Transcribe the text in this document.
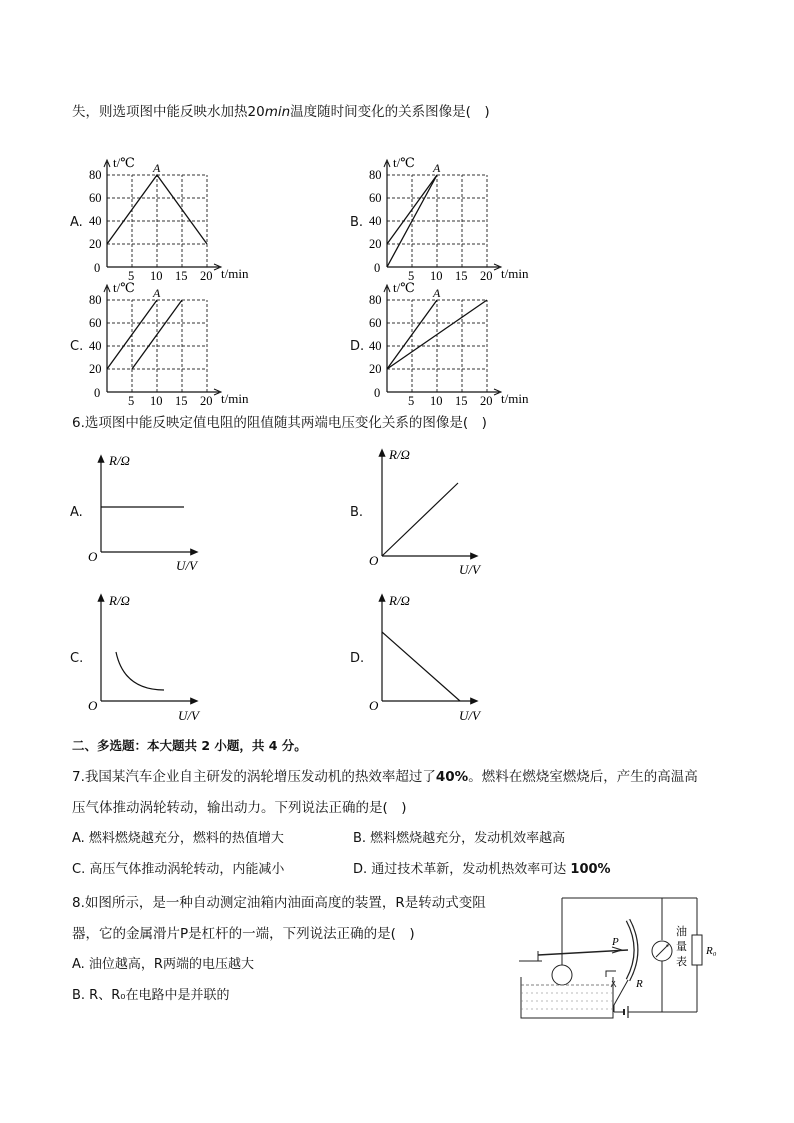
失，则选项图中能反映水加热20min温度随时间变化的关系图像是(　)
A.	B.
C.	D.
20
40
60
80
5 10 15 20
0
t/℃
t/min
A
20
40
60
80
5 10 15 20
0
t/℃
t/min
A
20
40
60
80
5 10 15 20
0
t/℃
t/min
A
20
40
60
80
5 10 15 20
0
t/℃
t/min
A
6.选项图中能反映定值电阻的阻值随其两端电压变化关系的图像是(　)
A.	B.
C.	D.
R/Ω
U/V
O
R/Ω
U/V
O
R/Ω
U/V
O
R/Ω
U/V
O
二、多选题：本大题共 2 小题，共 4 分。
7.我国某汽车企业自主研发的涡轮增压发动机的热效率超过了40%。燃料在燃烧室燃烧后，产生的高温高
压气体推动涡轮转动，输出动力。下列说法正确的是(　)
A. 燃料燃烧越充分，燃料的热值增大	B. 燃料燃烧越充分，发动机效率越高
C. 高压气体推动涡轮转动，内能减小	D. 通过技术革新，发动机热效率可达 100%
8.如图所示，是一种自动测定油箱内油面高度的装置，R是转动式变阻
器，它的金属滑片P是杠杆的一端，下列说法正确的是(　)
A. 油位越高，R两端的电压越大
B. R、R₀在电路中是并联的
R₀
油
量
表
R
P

* * *

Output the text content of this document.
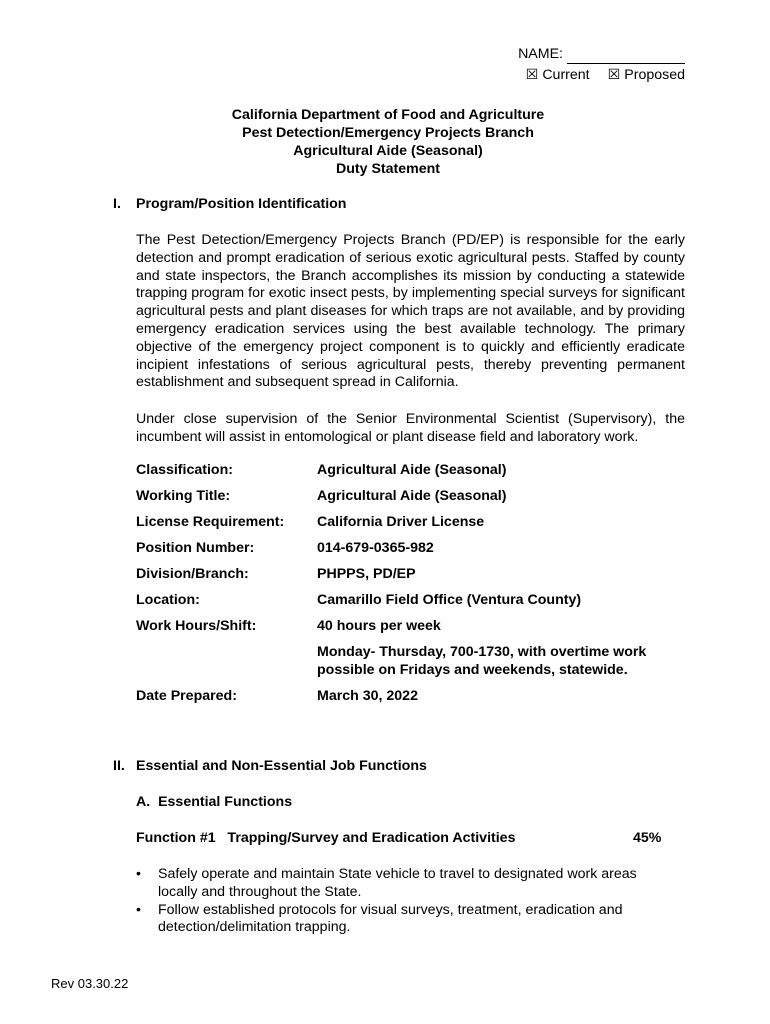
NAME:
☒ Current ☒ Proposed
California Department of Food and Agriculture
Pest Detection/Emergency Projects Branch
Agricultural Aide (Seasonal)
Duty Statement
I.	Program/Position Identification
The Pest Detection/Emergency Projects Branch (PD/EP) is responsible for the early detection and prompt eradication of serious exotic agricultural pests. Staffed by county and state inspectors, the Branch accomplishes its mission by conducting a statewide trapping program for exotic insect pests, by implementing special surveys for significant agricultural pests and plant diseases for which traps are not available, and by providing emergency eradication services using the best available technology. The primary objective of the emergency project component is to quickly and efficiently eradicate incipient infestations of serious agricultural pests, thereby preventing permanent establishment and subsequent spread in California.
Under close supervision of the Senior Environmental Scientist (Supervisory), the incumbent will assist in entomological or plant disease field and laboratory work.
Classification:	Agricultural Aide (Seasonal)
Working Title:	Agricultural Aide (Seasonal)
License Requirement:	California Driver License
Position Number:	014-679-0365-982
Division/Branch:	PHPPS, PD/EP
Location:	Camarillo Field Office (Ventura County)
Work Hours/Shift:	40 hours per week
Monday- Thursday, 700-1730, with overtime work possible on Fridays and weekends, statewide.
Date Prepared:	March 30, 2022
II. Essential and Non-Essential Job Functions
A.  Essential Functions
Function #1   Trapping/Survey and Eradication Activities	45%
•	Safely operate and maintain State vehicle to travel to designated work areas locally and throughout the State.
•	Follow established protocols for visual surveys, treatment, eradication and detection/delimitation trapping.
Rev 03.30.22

_SET PROBLEM:_
Provide the number of lines in the data above that contain the string "California", and nothing else.

_ANSWER IN FULL:_
3